Identify every line in the records below that contains the word "Euro", and copy each of those lines.

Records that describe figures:
** BEGIN **

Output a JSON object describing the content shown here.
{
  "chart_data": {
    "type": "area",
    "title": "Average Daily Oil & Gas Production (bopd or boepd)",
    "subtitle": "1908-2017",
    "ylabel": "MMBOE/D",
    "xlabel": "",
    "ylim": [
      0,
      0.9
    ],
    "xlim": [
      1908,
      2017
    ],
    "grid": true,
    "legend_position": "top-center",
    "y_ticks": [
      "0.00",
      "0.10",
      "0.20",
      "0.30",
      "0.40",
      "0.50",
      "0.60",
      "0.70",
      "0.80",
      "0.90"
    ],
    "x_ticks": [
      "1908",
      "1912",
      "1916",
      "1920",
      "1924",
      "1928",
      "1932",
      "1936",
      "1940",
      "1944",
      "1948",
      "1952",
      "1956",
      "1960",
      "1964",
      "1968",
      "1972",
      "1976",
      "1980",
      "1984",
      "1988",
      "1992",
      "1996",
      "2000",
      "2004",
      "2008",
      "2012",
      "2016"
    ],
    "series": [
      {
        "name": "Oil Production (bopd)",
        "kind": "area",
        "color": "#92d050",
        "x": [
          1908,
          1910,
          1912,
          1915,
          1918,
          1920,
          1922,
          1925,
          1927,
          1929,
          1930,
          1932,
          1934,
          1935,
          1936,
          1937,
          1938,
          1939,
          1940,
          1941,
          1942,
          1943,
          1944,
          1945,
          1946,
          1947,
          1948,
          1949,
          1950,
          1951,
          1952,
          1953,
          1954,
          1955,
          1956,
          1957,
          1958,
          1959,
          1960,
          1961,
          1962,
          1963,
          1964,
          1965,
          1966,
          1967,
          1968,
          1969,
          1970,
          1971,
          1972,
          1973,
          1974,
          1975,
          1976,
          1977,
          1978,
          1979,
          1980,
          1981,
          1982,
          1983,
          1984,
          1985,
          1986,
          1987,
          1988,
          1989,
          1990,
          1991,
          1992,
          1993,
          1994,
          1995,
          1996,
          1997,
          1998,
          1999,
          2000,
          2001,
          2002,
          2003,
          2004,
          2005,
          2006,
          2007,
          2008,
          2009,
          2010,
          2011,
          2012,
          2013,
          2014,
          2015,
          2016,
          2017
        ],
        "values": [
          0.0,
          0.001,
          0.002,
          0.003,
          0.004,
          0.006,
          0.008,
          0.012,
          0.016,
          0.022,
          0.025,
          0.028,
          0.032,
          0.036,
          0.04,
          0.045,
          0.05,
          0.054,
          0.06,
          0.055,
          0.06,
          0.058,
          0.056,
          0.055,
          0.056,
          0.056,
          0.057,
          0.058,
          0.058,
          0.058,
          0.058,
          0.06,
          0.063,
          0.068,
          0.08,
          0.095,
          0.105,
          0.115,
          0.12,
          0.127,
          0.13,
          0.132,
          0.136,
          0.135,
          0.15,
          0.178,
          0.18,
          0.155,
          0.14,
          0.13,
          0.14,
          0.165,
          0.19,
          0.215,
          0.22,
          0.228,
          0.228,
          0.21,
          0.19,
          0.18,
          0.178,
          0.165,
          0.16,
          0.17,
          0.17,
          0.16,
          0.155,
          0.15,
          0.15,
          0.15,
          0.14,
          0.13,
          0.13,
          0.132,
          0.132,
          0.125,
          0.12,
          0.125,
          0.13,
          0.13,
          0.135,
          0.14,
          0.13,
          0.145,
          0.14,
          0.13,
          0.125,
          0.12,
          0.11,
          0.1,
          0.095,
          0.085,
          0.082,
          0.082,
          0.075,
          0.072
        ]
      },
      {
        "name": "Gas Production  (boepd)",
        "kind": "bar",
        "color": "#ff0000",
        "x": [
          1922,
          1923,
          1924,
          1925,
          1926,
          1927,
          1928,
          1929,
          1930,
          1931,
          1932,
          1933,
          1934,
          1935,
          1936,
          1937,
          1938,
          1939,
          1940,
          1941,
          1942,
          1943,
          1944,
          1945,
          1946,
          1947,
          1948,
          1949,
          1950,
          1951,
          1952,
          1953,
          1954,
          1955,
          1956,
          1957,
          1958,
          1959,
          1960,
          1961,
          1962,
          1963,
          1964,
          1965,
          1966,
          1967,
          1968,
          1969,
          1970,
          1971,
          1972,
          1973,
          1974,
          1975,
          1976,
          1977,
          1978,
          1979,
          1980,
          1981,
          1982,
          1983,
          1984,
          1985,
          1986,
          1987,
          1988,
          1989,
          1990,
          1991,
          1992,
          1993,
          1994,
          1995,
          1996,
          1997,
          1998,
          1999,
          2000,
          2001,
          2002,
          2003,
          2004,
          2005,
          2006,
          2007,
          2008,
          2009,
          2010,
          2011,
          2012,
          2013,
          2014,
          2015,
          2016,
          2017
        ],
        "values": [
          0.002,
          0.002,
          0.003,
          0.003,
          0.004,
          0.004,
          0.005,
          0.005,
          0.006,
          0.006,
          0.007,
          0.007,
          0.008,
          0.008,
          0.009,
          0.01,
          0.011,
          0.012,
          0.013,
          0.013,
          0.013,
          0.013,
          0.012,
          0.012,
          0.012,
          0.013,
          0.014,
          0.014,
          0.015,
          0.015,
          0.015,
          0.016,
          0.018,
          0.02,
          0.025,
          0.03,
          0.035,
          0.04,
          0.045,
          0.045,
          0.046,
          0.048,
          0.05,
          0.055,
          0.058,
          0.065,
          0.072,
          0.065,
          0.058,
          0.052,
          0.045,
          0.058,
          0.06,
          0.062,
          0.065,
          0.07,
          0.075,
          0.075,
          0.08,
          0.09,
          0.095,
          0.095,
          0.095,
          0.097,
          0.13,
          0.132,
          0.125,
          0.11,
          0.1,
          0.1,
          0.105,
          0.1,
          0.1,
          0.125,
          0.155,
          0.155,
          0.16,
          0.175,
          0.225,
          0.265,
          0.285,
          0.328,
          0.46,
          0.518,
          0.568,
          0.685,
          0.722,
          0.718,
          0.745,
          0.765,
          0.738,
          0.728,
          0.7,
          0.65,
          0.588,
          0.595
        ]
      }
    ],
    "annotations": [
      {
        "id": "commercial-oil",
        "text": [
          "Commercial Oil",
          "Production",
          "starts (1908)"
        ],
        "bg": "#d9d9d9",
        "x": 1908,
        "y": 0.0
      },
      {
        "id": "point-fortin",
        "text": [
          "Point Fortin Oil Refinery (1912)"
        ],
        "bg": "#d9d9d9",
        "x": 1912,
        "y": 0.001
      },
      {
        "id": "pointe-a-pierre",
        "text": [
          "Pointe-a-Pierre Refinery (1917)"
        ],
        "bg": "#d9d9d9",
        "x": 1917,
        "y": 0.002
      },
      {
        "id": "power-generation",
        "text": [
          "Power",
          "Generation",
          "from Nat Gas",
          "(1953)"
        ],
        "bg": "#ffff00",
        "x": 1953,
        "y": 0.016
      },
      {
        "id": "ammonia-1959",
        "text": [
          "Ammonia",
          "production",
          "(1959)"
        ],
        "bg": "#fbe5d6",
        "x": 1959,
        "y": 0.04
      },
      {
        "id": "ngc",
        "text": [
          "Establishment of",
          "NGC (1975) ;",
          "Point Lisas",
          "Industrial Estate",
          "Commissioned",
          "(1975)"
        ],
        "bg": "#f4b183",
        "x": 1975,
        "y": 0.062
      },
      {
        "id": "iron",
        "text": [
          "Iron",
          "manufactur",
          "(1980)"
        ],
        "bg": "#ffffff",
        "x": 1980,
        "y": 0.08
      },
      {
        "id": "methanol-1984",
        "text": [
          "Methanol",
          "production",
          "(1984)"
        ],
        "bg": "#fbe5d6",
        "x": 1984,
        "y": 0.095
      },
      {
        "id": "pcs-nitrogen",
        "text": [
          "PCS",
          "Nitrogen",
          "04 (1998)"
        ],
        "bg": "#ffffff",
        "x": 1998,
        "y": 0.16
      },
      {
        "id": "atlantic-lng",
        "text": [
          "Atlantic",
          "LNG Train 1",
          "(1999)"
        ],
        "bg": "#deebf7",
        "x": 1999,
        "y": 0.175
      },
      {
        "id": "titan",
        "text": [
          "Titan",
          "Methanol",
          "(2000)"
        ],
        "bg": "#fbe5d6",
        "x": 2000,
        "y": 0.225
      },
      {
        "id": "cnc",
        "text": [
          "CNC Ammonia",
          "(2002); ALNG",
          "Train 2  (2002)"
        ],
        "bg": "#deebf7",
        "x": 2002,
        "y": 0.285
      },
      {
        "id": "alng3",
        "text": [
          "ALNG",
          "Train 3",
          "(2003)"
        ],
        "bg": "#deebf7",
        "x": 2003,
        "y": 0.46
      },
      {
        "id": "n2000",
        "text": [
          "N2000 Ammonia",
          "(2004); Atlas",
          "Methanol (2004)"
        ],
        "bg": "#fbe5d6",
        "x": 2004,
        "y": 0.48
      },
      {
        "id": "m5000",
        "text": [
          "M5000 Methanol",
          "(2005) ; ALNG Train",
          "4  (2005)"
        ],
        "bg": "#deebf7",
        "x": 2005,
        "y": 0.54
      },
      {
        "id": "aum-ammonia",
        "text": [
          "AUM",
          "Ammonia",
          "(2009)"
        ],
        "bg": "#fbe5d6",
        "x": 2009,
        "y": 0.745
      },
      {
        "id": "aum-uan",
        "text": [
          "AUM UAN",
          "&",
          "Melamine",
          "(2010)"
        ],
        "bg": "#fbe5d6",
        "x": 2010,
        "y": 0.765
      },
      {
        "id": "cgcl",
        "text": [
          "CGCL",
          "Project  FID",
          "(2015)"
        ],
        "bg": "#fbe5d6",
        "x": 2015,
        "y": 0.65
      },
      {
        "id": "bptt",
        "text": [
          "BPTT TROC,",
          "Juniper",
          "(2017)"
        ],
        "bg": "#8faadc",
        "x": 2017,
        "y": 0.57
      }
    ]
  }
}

** END **
** BEGIN **

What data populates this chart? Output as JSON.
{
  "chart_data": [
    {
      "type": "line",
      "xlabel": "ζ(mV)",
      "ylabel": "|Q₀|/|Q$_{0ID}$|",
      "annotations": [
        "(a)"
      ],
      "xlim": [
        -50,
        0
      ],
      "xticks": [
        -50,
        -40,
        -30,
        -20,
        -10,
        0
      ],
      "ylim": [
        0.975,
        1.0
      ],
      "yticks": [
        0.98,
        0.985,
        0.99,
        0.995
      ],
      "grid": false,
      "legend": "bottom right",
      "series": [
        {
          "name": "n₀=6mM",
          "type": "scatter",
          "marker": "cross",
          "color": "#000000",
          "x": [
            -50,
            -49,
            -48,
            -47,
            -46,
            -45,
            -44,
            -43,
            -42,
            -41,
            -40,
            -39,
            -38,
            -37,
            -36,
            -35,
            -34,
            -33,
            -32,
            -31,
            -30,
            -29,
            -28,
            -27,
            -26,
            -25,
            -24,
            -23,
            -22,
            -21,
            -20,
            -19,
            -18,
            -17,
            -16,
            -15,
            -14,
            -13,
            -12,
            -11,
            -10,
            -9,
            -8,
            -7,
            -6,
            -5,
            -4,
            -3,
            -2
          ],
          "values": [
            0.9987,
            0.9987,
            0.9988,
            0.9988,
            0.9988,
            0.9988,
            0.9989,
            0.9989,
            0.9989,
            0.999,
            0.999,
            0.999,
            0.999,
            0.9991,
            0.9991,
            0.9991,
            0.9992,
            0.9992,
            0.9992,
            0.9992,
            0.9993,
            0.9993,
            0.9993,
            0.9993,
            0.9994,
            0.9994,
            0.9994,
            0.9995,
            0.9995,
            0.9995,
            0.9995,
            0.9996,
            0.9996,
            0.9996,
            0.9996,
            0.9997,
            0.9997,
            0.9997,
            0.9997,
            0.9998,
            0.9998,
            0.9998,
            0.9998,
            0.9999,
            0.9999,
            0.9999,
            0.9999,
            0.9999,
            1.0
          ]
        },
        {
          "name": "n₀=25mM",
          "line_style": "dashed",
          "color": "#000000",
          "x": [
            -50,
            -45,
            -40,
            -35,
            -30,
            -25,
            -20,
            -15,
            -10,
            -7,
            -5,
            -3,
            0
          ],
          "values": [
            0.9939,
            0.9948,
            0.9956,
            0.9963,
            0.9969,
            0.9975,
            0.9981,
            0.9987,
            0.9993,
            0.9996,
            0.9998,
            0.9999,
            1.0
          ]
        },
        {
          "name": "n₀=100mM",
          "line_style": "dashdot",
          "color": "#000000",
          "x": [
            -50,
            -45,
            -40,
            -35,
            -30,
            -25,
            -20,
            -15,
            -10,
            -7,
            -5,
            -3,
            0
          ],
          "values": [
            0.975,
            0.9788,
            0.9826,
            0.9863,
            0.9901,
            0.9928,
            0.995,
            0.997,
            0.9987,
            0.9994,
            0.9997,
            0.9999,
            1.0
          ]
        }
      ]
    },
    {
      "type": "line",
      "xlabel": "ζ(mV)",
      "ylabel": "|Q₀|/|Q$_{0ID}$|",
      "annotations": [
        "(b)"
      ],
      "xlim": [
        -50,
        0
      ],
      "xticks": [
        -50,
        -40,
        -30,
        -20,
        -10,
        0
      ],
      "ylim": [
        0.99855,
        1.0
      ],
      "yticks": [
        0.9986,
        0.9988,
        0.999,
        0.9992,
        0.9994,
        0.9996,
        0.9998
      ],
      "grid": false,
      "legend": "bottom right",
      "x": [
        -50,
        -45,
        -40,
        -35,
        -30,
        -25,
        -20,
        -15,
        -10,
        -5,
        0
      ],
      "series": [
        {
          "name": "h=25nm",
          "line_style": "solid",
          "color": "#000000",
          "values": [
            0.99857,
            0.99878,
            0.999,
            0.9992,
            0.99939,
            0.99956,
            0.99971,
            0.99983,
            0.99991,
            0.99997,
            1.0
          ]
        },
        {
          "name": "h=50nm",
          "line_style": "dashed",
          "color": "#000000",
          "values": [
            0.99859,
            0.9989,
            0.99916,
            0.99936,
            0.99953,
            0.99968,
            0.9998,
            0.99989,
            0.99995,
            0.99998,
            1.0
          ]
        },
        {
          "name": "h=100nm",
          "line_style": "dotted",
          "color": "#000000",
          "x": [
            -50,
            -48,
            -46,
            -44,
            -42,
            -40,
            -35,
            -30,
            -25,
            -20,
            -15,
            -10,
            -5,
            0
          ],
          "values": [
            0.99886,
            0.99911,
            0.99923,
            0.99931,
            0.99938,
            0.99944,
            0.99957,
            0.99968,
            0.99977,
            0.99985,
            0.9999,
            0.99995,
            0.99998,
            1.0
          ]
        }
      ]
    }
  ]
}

** END **
** BEGIN **

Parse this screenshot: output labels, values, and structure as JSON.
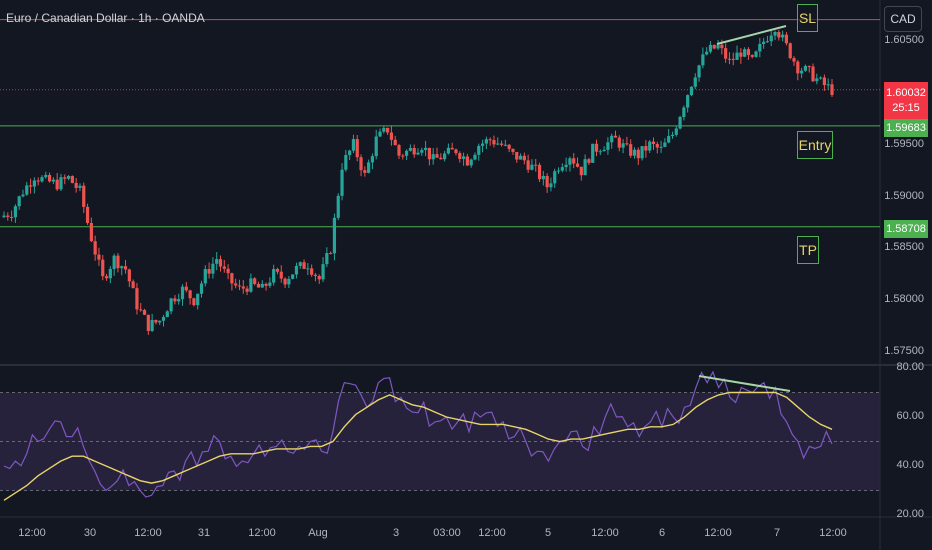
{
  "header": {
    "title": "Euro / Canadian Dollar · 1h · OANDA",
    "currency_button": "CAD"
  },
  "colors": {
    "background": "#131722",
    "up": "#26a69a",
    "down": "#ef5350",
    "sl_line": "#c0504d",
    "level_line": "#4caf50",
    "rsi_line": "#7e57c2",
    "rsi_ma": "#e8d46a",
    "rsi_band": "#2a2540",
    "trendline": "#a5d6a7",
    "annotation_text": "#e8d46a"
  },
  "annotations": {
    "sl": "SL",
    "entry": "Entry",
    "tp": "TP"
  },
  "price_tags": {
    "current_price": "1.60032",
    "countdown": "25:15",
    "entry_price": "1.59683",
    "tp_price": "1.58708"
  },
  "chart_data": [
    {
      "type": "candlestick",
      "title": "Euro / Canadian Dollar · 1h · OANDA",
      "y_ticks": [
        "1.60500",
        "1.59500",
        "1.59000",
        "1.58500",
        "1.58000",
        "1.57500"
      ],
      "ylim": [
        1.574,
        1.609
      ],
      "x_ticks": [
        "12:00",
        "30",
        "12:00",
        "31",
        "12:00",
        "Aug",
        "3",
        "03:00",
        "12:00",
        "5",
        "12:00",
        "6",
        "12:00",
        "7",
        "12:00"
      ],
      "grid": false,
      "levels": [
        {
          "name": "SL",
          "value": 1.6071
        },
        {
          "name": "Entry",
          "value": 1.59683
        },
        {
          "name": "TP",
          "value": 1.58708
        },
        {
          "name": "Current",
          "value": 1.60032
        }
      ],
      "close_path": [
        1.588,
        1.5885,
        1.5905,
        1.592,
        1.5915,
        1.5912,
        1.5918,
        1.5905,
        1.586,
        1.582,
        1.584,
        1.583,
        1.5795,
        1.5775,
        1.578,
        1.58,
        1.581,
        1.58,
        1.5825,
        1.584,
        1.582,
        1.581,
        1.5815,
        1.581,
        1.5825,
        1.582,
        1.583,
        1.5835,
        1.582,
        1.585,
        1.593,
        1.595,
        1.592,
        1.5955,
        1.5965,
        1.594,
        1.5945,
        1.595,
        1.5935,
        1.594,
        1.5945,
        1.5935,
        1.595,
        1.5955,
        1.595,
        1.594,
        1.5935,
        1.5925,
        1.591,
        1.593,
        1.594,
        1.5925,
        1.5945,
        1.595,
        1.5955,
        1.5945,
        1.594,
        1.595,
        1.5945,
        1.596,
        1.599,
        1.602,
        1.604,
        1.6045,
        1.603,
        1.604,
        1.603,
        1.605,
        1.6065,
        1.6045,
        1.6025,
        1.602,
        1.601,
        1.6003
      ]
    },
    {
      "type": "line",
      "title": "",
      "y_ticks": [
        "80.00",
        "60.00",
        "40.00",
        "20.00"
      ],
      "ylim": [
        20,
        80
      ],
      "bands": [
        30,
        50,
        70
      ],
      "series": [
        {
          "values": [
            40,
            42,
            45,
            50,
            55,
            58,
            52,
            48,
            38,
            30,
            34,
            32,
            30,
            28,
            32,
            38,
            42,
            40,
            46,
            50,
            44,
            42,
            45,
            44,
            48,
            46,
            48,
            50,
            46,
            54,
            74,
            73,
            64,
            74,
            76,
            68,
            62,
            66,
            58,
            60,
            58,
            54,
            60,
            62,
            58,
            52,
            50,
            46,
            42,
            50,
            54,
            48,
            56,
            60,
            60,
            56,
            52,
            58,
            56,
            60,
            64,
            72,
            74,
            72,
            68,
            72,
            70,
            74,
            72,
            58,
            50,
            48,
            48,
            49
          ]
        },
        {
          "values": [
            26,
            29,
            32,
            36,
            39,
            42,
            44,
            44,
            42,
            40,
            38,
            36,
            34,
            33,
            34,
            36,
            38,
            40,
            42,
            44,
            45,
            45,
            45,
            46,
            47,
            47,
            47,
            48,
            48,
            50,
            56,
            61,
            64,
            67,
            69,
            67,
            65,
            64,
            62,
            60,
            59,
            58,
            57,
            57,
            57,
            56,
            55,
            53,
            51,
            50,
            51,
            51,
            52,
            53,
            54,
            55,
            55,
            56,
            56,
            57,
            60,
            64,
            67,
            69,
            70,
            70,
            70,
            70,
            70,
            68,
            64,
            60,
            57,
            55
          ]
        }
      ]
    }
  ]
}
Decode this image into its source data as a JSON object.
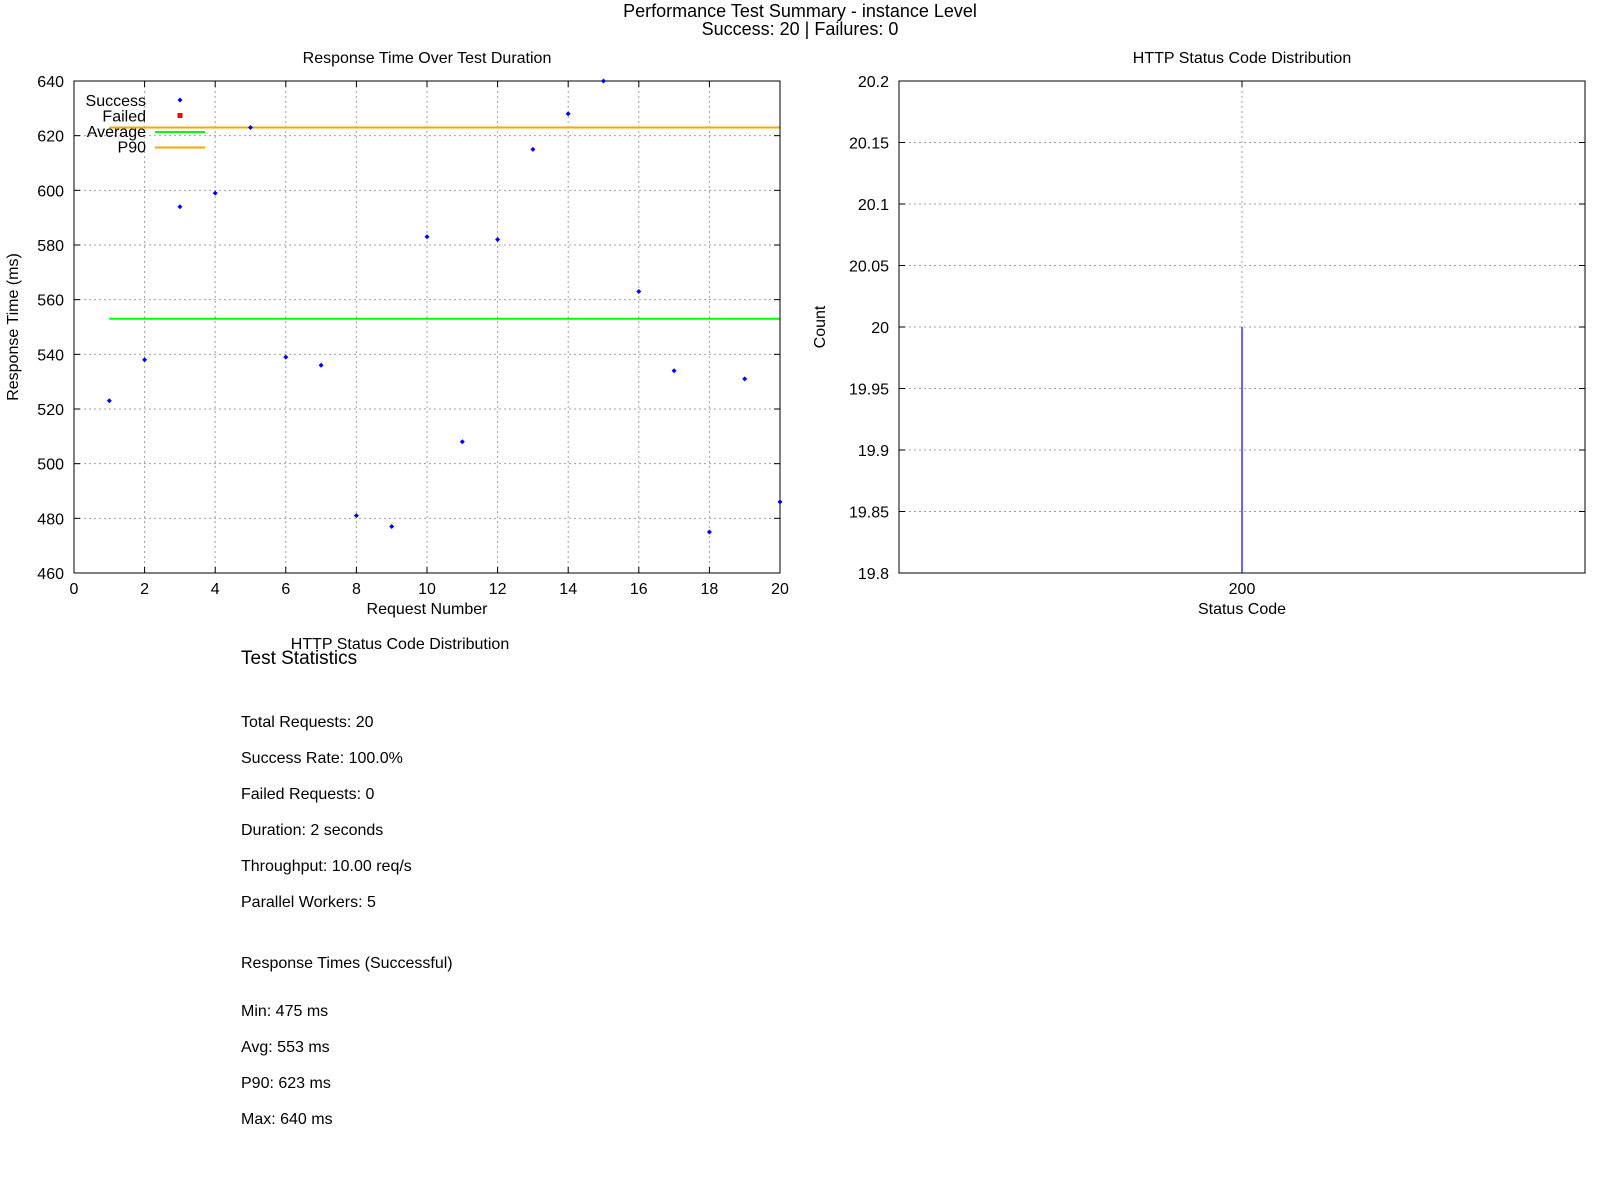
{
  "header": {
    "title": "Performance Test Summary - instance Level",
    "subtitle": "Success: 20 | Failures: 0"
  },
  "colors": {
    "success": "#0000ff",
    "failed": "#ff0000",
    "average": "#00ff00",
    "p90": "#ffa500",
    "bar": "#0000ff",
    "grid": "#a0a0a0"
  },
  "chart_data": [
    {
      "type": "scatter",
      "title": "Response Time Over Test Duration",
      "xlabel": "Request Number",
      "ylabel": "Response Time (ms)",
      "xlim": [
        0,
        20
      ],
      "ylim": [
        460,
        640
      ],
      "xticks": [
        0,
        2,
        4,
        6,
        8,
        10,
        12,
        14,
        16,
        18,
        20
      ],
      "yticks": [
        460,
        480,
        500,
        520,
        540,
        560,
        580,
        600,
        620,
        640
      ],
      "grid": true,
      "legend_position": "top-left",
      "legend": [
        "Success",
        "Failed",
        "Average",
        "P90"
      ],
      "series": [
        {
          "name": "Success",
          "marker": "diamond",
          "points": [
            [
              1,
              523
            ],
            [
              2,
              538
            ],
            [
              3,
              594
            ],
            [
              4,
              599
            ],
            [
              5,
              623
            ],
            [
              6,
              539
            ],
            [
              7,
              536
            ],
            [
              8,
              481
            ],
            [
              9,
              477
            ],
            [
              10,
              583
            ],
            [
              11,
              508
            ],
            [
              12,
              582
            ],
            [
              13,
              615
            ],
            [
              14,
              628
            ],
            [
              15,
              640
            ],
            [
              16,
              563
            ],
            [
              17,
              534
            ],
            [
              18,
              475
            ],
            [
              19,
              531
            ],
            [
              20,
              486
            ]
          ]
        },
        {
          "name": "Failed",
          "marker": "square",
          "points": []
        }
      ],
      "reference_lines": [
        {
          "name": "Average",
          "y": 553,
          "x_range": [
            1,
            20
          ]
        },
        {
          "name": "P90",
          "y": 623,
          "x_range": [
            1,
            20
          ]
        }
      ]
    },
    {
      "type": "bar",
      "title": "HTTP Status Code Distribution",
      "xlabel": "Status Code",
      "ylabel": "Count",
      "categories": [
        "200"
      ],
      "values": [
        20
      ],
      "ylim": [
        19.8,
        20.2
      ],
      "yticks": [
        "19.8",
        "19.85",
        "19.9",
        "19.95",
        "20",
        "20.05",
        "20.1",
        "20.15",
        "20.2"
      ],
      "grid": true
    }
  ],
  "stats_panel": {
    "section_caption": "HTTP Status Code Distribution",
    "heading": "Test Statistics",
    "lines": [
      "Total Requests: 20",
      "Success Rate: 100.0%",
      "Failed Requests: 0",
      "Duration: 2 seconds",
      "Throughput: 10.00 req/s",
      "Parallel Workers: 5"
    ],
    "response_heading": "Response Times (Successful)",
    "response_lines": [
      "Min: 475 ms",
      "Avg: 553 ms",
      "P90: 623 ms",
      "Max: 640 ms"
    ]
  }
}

** END **

Solution to the problem:
    "title": "Euro / Canadian Dollar · 1h · OANDA",
      "title": "Euro / Canadian Dollar · 1h · OANDA",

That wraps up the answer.